— What needs to be done —
Give the number of lines in the data that hold the string "date". Nothing else is needed.

━━ Provided data

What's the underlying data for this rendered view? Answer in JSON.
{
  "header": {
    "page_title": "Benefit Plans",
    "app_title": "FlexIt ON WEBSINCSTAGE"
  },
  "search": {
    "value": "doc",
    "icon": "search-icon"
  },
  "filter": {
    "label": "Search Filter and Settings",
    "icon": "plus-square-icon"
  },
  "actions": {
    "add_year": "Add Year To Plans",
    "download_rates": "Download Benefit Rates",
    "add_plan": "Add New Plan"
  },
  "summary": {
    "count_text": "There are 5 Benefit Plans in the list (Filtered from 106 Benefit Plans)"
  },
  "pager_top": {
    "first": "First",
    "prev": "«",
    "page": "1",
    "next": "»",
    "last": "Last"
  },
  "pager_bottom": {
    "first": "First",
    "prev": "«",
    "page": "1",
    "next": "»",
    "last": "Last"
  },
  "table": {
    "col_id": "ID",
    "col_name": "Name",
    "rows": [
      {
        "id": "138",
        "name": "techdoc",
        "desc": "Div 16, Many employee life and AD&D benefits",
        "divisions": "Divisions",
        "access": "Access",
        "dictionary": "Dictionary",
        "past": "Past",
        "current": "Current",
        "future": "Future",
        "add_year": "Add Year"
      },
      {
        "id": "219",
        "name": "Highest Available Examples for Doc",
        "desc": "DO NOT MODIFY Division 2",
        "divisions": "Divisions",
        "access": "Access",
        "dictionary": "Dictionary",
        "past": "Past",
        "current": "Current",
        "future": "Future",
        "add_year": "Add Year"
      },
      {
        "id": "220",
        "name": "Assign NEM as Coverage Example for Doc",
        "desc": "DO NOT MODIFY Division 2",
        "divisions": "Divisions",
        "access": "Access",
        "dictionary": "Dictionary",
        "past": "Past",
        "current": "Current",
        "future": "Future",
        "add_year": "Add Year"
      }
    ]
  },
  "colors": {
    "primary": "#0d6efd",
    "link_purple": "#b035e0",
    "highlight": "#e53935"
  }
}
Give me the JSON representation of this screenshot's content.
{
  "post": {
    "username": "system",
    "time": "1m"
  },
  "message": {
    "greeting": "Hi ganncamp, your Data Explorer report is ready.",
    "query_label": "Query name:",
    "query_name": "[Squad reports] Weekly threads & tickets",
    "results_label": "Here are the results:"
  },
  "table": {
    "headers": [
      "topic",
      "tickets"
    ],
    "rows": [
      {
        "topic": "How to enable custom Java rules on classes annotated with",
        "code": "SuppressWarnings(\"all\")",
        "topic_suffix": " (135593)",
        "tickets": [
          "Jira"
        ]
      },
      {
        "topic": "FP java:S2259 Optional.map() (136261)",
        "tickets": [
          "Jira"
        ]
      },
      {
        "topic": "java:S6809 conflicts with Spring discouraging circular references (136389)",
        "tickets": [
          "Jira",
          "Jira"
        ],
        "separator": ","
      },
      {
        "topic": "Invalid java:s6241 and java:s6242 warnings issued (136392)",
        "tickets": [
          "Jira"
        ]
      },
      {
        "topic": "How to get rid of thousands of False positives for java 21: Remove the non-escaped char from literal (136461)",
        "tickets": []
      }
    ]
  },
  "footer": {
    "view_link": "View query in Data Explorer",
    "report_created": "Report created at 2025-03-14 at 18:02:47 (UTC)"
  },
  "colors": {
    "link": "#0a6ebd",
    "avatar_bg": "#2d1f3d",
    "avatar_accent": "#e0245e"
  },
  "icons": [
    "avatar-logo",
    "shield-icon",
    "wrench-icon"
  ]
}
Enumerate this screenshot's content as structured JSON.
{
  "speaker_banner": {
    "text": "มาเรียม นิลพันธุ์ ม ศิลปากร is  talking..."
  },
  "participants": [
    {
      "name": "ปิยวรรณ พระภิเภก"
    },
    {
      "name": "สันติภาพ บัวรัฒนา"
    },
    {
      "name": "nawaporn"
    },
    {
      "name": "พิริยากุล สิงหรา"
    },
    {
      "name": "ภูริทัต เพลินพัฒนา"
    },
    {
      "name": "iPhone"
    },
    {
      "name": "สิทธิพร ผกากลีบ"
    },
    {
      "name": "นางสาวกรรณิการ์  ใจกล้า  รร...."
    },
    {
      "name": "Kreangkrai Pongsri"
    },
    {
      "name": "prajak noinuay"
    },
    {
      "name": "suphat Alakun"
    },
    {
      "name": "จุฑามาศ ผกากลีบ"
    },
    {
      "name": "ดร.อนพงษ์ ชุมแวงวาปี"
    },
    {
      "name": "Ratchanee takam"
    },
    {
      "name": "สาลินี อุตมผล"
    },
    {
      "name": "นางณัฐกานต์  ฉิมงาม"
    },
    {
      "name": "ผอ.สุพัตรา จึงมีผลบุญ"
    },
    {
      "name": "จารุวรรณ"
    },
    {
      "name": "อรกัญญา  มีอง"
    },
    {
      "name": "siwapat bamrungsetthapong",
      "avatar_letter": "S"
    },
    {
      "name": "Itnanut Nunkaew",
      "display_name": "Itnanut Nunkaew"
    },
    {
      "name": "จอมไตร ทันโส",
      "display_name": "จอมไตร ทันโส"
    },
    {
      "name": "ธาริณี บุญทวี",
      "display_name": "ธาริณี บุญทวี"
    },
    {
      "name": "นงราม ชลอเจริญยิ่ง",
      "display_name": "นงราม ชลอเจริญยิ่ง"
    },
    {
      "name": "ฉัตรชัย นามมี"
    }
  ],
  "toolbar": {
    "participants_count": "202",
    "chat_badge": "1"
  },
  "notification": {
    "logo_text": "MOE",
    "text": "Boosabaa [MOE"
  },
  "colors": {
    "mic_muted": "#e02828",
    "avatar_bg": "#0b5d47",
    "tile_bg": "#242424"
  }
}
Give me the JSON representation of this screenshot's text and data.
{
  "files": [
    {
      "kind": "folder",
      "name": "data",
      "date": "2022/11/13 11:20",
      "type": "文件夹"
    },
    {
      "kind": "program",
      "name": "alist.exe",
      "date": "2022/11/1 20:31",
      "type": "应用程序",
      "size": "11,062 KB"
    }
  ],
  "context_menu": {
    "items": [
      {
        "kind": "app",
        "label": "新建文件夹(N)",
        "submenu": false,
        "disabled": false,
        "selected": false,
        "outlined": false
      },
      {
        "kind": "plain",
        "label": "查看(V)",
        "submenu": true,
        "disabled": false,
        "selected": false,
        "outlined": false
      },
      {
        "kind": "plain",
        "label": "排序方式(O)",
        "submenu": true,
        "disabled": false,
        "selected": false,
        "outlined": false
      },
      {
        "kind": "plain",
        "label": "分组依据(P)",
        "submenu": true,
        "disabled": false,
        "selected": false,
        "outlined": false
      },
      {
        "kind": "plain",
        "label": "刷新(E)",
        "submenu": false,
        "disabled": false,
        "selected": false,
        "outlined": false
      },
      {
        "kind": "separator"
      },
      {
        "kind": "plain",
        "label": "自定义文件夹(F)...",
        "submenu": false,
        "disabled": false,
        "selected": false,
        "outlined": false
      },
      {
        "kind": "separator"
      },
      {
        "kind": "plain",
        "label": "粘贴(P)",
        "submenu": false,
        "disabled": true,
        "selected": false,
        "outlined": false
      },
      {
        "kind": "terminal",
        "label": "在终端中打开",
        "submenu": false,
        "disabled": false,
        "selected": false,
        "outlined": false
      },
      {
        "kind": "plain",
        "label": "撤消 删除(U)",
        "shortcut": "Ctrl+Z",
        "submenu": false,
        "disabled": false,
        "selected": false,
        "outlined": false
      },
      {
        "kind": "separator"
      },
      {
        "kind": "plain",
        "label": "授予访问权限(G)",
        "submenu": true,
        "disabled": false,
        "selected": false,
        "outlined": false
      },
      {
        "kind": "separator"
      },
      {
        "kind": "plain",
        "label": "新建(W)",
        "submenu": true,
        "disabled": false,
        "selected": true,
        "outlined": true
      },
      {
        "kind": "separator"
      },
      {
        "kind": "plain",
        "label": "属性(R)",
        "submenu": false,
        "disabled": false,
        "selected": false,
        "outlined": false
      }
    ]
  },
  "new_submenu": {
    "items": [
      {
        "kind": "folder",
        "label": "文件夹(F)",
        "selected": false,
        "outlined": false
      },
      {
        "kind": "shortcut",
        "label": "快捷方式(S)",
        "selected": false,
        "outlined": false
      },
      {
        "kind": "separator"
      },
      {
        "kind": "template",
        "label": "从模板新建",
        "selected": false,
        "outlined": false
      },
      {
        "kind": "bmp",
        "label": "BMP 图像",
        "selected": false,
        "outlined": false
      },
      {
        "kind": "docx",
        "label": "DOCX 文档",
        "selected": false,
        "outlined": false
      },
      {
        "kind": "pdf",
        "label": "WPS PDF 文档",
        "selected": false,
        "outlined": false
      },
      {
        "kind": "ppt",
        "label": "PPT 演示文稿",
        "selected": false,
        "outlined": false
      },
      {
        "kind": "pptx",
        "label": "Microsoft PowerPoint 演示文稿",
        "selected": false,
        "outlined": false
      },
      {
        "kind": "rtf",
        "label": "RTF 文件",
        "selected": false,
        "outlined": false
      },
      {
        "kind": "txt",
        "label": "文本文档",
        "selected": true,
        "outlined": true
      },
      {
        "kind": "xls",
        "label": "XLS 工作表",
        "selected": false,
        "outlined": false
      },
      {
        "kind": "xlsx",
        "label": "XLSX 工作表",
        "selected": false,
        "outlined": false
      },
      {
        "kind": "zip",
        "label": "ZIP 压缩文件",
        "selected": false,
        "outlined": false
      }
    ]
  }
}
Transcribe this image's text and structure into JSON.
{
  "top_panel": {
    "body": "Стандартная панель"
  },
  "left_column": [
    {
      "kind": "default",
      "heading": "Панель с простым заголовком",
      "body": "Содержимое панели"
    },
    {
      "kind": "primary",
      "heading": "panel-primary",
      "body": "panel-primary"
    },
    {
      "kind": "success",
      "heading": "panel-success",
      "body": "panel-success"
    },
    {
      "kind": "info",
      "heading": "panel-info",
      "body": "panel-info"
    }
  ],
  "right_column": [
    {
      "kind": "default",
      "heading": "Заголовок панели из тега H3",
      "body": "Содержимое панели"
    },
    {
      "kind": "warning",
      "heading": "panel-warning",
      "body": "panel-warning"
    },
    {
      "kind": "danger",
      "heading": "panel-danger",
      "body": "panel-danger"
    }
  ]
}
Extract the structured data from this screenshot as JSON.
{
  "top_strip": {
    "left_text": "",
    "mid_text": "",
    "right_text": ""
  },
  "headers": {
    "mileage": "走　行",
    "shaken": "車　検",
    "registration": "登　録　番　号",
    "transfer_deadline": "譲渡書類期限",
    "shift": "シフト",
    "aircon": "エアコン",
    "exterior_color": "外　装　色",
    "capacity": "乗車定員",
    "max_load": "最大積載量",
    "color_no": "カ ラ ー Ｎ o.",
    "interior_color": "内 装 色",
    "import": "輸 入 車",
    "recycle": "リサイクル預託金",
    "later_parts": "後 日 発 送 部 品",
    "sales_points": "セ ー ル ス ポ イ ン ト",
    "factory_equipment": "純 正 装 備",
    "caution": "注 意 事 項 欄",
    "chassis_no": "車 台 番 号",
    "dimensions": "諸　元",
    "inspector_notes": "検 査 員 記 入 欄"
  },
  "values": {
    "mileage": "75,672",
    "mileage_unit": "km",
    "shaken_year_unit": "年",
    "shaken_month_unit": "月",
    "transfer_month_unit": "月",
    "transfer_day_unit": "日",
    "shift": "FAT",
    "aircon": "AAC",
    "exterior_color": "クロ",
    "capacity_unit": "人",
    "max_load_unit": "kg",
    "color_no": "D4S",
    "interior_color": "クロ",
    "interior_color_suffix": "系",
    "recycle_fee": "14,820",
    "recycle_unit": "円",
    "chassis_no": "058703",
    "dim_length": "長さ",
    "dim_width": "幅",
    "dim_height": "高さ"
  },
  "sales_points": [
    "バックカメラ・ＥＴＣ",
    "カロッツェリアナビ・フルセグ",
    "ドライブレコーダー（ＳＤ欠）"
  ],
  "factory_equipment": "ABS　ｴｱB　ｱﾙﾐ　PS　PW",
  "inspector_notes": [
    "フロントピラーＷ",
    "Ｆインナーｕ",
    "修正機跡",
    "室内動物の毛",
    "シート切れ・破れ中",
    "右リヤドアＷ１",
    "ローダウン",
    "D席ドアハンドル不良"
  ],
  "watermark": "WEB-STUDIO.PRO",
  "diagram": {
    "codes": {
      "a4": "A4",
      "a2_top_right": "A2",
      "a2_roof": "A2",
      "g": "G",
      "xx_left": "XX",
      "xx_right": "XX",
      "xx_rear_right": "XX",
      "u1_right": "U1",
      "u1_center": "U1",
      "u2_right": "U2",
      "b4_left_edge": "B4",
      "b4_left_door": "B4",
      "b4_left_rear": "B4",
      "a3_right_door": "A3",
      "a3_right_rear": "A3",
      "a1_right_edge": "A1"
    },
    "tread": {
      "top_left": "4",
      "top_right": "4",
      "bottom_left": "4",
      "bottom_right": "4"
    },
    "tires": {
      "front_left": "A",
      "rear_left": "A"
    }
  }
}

━━━━

— Result of this task —
2